→ **待办任务**
1) 用两句话概括关于欧拉图判定的这段节选。
2) 请原样返回所给记录中的若干行：从记录的第一行开始，一直到含有“Itemize the components”的那一行为止，首尾两行都包括在内。答案中不要出现图片。

→ **阅读节选**
┄┄┄┄┄┄┄┄┄┄

Given an undirected graph, you are supposed to tell if it is Eulerian, semi-Eulerian, or non-Eulerian.

Input Specification:

Each input file contains one test case. Each case starts with a line containing 2 numbers N (<= 500), and M, which are the total number of vertices, and the number of edges, respectively. Then M lines follow, each describes an edge by giving the two ends of the edge (the vertices are numbered from 1 to N).

Output Specification:

For each test case, first print in a line the degrees of the vertices in ascending order of their indices. Then in the next line print your conclusion about the graph – either “Eulerian”, “Semi-Eulerian”, or “Non-Eulerian”. Note that all the numbers in the first line must be separated by exactly 1 space, and there must be no extra space at the beginning or the end of the line.

Sample Input 1:
7 12
5 7
1 2
1 3
2 3
2 4
3 4
5 2
7 6
6 3
4 5
6 4
5 6
Sample Output 1:
2 4 4 4 4 4 2
Eulerian
Sample Input 2:
6 10
1 2
1 3
2 3
2 4
3 4
5 2
6 3
4 5
6 4
5 6
Sample Output 2:
2 4 4 4 3 3
Semi-Eulerian
Sample Input 3:
5 8
1 2
2 5
5 4
4 1
1 3
3 2
3 4
5 3
Sample Output 3:
3 3 4 3 3
Non-Eulerian

题目大意

欧拉图，根据题意判断，对于一个联通图，若所有点的度都是偶数，则为”Eulerian”，若仅有两个点的度为奇数，则为”Semi-Eulerian”，否则为”Non-Eulerian”。

解题报告

首先为联通图，用dfs判断。
其次记录每个点的度数，用于后面判断。

代码

/*
* Problem: 1126. Eulerian Path (25)
* Author: HQ
* Time: 2018-03-12
* State: Done
* Memo: 图，dfs
*/
#include "iostream"

┄┄┄┄┄┄┄┄┄┄

→ **所给记录**
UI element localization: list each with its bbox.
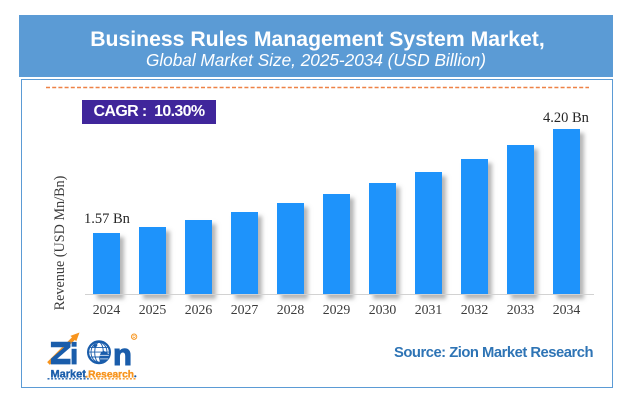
svg-text:n: n <box>113 337 132 372</box>
svg-text:Market: Market <box>51 368 87 380</box>
svg-text:R: R <box>132 335 136 341</box>
svg-text:.Research: .Research <box>85 369 134 380</box>
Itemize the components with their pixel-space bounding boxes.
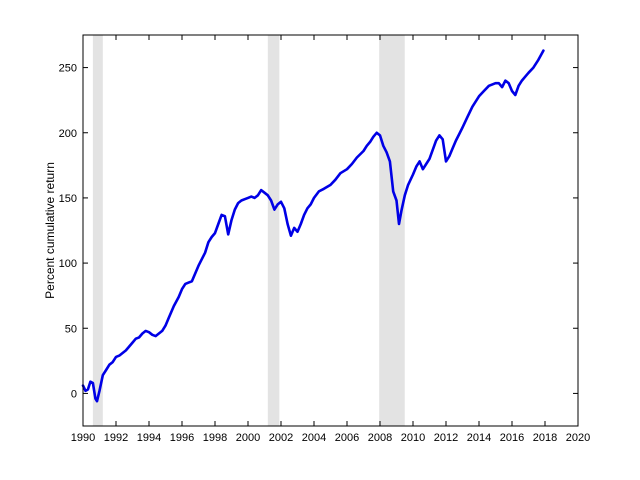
x-tick-label: 2020 — [566, 432, 590, 444]
y-tick-label: 0 — [71, 388, 77, 400]
y-axis-title: Percent cumulative return — [43, 162, 57, 299]
x-tick-label: 1994 — [137, 432, 161, 444]
x-tick-label: 2012 — [434, 432, 458, 444]
x-tick-label: 2002 — [269, 432, 293, 444]
x-tick-label: 2006 — [335, 432, 359, 444]
y-tick-label: 200 — [59, 128, 77, 140]
recession-band — [267, 35, 280, 426]
x-axis: 1990 1992 1994 1996 1998 2000 2002 2004 2006 2008… — [71, 35, 590, 444]
y-axis: 0 50 100 150 200 250 — [59, 63, 578, 400]
recession-shading-group — [92, 35, 405, 426]
recession-band — [92, 35, 103, 426]
series-line — [81, 49, 545, 403]
x-tick-label: 2008 — [368, 432, 392, 444]
x-tick-label: 1998 — [203, 432, 227, 444]
x-tick-label: 2014 — [467, 432, 491, 444]
x-tick-label: 1992 — [104, 432, 128, 444]
plot-frame — [82, 34, 579, 427]
y-tick-label: 100 — [59, 258, 77, 270]
x-tick-label: 2010 — [401, 432, 425, 444]
y-tick-label: 50 — [65, 323, 77, 335]
recession-band — [379, 35, 405, 426]
series-line-group — [81, 49, 545, 403]
x-tick-label: 2018 — [533, 432, 557, 444]
x-tick-label: 2000 — [236, 432, 260, 444]
y-tick-label: 150 — [59, 193, 77, 205]
x-tick-label: 2016 — [500, 432, 524, 444]
x-tick-label: 1996 — [170, 432, 194, 444]
y-tick-label: 250 — [59, 63, 77, 75]
x-tick-label: 1990 — [71, 432, 95, 444]
x-tick-label: 2004 — [302, 432, 326, 444]
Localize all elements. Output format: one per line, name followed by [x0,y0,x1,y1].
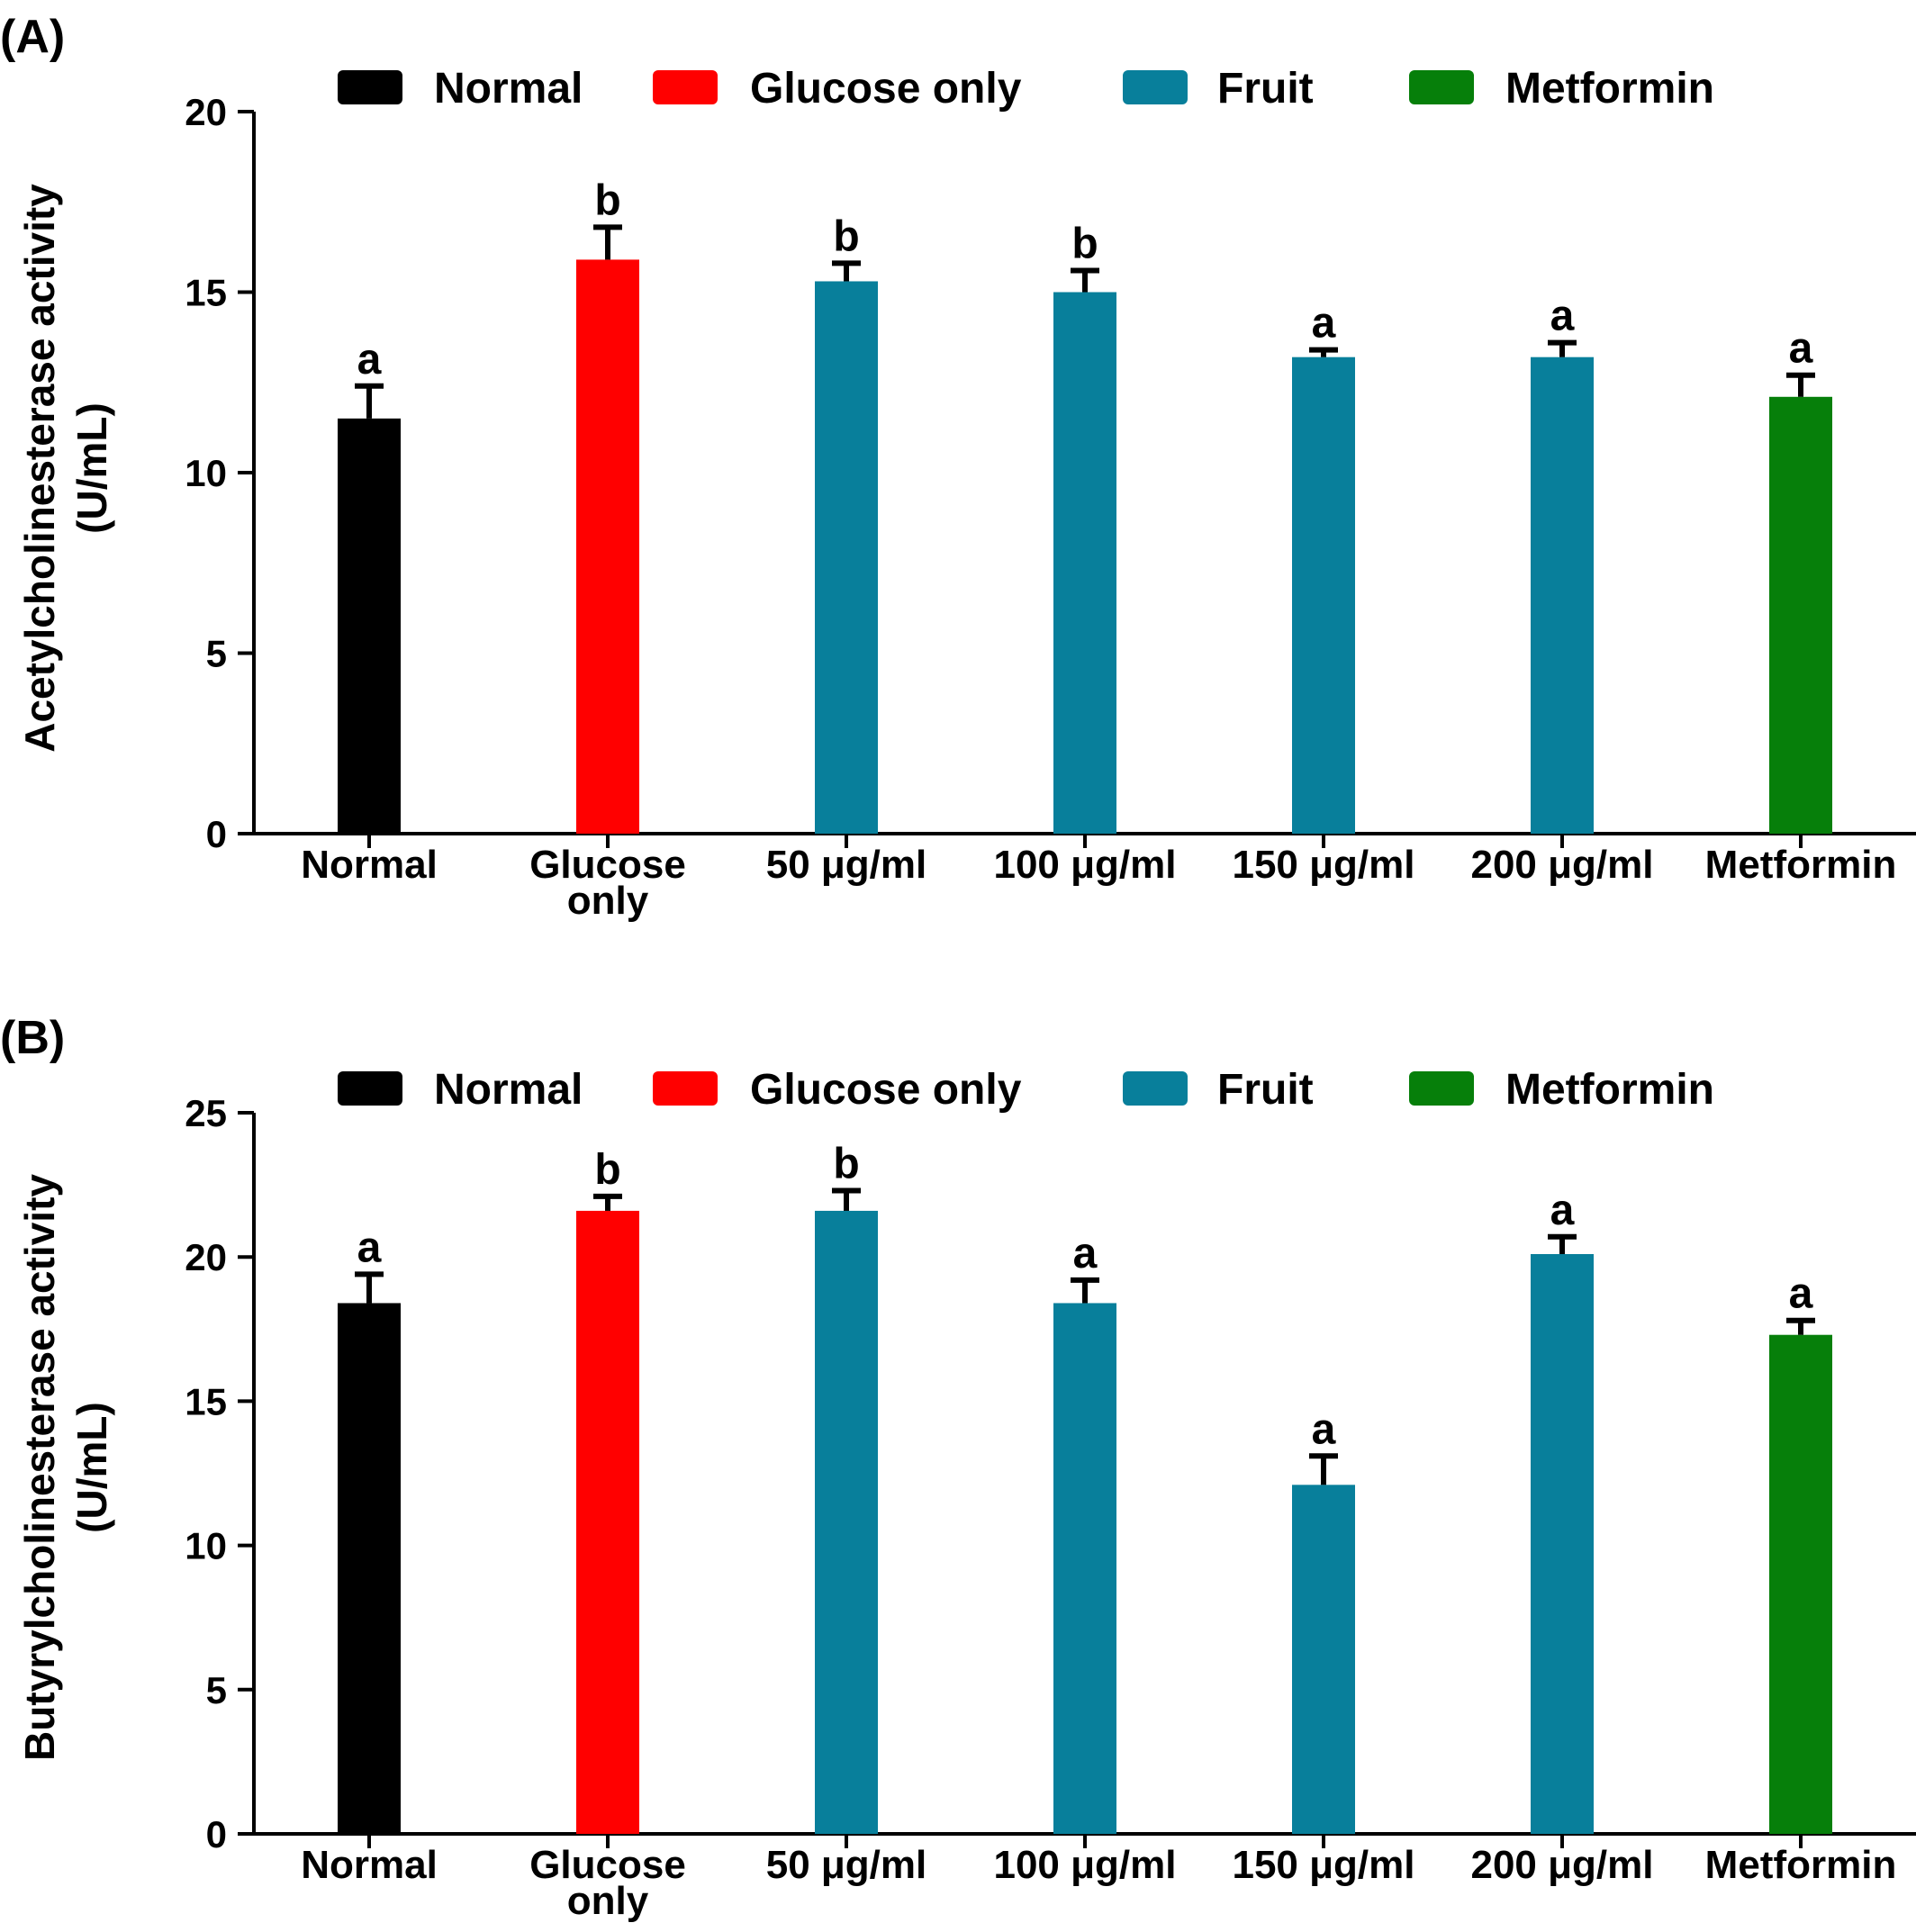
y-tick-label: 20 [185,1236,227,1278]
y-tick-label: 0 [206,1813,227,1855]
bar [1531,1253,1594,1834]
category-label: 200 μg/ml [1470,1843,1653,1887]
y-axis-unit: (U/mL) [68,1402,115,1533]
category-label: 100 μg/ml [993,1843,1176,1887]
category-label: 150 μg/ml [1232,1843,1414,1887]
legend-label: Glucose only [750,1066,1022,1114]
panel-label: (B) [0,1012,65,1064]
bar [1292,1485,1355,1834]
significance-label: b [833,1141,859,1188]
bar [1769,396,1832,834]
significance-label: b [594,1146,620,1194]
significance-label: a [1312,1405,1336,1453]
bar [1053,292,1116,834]
category-label: Normal [301,843,438,887]
legend-label: Fruit [1217,65,1314,113]
category-label: Glucose [529,843,686,887]
category-label: Metformin [1705,1843,1897,1887]
category-label: 150 μg/ml [1232,843,1414,887]
legend-label: Fruit [1217,1066,1314,1114]
significance-label: a [1312,300,1336,348]
significance-label: a [357,336,382,384]
panel-a: (A) Normal Glucose only Fruit Metformin 0 5 10 1… [0,11,1916,923]
legend-swatch [1123,70,1188,104]
bar [1769,1334,1832,1834]
category-label: Metformin [1705,843,1897,887]
significance-label: a [1550,1187,1575,1234]
y-tick-label: 25 [185,1092,227,1134]
category-label: 200 μg/ml [1470,843,1653,887]
bar [1531,357,1594,834]
bar [338,418,401,834]
legend-swatch [1409,70,1474,104]
category-label: 50 μg/ml [766,1843,927,1887]
significance-label: b [1071,220,1098,267]
legend-swatch [338,1071,402,1106]
legend-label: Normal [434,65,583,113]
bar [576,259,639,834]
bar [815,281,878,835]
y-tick-label: 20 [185,91,227,133]
legend-swatch [1409,1071,1474,1106]
y-tick-label: 5 [206,1669,227,1711]
significance-label: a [1550,293,1575,340]
y-tick-label: 15 [185,1380,227,1422]
significance-label: b [833,212,859,260]
significance-label: a [1789,1270,1813,1318]
legend-label: Normal [434,1066,583,1114]
category-label: Glucose [529,1843,686,1887]
category-label: 100 μg/ml [993,843,1176,887]
category-label: only [567,1879,649,1923]
legend-swatch [1123,1071,1188,1106]
y-tick-label: 10 [185,452,227,494]
y-tick-label: 10 [185,1525,227,1567]
y-axis-title: Acetylcholinesterase activity [16,184,63,753]
significance-label: b [594,176,620,224]
category-label: 50 μg/ml [766,843,927,887]
category-label: Normal [301,1843,438,1887]
bar [1053,1303,1116,1834]
bar [815,1210,878,1834]
y-axis-unit: (U/mL) [68,402,115,534]
legend-label: Glucose only [750,65,1022,113]
legend-swatch [653,70,718,104]
bar [338,1303,401,1834]
panel-b: (B) Normal Glucose only Fruit Metformin 0 5 10 1… [0,1012,1916,1923]
significance-label: a [1073,1230,1098,1277]
category-label: only [567,879,649,923]
y-tick-label: 5 [206,633,227,675]
y-tick-label: 0 [206,813,227,855]
bar [1292,357,1355,834]
significance-label: a [357,1223,382,1271]
legend-swatch [653,1071,718,1106]
bar [576,1210,639,1834]
y-tick-label: 15 [185,272,227,314]
panel-label: (A) [0,11,65,63]
y-axis-title: Butyrylcholinesterase activity [16,1174,63,1761]
legend-label: Metformin [1505,65,1714,113]
significance-label: a [1789,325,1813,373]
legend-swatch [338,70,402,104]
legend-label: Metformin [1505,1066,1714,1114]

┄┄┄┄┄┄┄┄┄┄

→ **逐题答案**
1) 这段节选给出一道题：给定一个无向图，输入顶点数 N 和边数 M 以及每条边的两个端点，要求按顶点编号升序输出各顶点的度数，并判断该图是“Eulerian”、“Semi-Eulerian”还是“Non-Eulerian”。按题意，对于连通图，若所有点的度都是偶数则为“Eulerian”，若仅有两个点的度为奇数则为“Semi-Eulerian”，否则为“Non-Eulerian”；解题时先用 dfs 判断是否连通，再记录每个点的度数供后面判断。

2)
UI element localization: list each with its bbox.
svg-text:n: n <box>113 337 132 372</box>
svg-text:Market: Market <box>51 368 87 380</box>
svg-text:R: R <box>132 335 136 341</box>
svg-text:.Research: .Research <box>85 369 134 380</box>
Itemize the components with their pixel-space bounding boxes.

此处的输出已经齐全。